> _Task to carry out_:
Bring together all lines of the material below that contain the string "Медицина".

[Extracted data entries]
--*--
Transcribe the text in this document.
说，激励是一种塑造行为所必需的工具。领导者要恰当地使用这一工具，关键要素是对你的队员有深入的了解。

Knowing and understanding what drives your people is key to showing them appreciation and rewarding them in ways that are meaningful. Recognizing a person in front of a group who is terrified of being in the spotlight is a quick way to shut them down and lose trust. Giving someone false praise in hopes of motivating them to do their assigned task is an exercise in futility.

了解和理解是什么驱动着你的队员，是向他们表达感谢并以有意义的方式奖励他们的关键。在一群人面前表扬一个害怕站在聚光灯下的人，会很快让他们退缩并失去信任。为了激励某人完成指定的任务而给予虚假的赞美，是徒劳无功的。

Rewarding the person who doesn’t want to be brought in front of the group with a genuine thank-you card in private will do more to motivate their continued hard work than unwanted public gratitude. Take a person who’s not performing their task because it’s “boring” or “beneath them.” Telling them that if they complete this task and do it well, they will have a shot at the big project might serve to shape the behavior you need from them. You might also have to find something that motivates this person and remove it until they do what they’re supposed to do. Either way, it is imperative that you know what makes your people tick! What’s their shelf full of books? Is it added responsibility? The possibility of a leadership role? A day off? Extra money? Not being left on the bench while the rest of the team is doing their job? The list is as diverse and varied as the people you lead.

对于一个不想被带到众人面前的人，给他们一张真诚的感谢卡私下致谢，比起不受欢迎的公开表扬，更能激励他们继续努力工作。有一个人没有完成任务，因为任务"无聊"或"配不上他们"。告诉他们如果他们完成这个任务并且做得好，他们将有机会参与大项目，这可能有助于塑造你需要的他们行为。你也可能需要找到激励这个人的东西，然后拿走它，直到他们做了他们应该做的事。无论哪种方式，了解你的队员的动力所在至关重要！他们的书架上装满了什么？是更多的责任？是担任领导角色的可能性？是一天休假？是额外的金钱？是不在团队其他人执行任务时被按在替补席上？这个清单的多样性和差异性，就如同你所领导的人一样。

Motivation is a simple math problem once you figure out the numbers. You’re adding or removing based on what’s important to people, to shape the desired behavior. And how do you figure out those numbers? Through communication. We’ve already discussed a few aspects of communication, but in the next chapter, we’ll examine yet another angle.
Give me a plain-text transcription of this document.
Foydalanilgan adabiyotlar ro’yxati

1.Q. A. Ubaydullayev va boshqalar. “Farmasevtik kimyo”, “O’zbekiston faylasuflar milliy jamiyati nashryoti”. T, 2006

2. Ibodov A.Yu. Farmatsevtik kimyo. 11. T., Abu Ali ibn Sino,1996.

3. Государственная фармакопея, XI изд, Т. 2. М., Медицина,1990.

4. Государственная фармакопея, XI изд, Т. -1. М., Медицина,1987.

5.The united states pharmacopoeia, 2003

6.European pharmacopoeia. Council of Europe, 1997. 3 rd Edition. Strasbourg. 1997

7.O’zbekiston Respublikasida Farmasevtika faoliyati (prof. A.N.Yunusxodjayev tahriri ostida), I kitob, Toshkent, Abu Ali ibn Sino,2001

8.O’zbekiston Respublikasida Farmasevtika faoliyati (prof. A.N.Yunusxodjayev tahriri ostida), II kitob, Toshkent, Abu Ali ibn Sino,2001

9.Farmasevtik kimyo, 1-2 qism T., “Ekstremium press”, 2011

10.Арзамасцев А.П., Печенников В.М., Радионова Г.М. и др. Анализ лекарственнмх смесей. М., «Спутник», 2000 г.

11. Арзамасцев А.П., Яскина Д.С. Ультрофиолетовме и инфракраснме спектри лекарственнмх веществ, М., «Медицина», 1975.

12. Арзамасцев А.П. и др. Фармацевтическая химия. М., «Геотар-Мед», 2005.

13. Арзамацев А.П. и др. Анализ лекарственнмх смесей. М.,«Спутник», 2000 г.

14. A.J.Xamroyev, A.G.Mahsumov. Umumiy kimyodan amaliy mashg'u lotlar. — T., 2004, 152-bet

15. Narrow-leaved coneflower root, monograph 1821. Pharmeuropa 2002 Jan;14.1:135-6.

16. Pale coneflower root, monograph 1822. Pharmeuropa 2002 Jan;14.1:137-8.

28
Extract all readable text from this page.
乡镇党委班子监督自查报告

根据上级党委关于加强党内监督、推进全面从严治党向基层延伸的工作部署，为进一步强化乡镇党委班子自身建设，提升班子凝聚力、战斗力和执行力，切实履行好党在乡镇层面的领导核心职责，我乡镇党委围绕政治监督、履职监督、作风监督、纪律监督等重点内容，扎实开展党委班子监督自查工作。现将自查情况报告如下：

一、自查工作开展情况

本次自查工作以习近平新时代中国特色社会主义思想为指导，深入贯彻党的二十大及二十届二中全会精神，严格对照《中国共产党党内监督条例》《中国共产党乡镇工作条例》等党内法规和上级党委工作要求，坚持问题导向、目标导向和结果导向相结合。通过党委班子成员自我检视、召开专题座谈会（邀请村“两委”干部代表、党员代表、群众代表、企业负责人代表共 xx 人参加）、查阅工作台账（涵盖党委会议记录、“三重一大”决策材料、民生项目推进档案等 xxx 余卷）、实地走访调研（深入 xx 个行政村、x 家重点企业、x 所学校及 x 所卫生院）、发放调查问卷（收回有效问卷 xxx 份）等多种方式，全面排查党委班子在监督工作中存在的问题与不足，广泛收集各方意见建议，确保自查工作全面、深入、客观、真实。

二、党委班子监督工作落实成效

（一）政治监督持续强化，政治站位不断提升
--*--
> _Finished exercise_:
3. Государственная фармакопея, XI изд, Т. 2. М., Медицина,1990.
4. Государственная фармакопея, XI изд, Т. -1. М., Медицина,1987.
11. Арзамасцев А.П., Яскина Д.С. Ультрофиолетовме и инфракраснме спектри лекарственнмх веществ, М., «Медицина», 1975.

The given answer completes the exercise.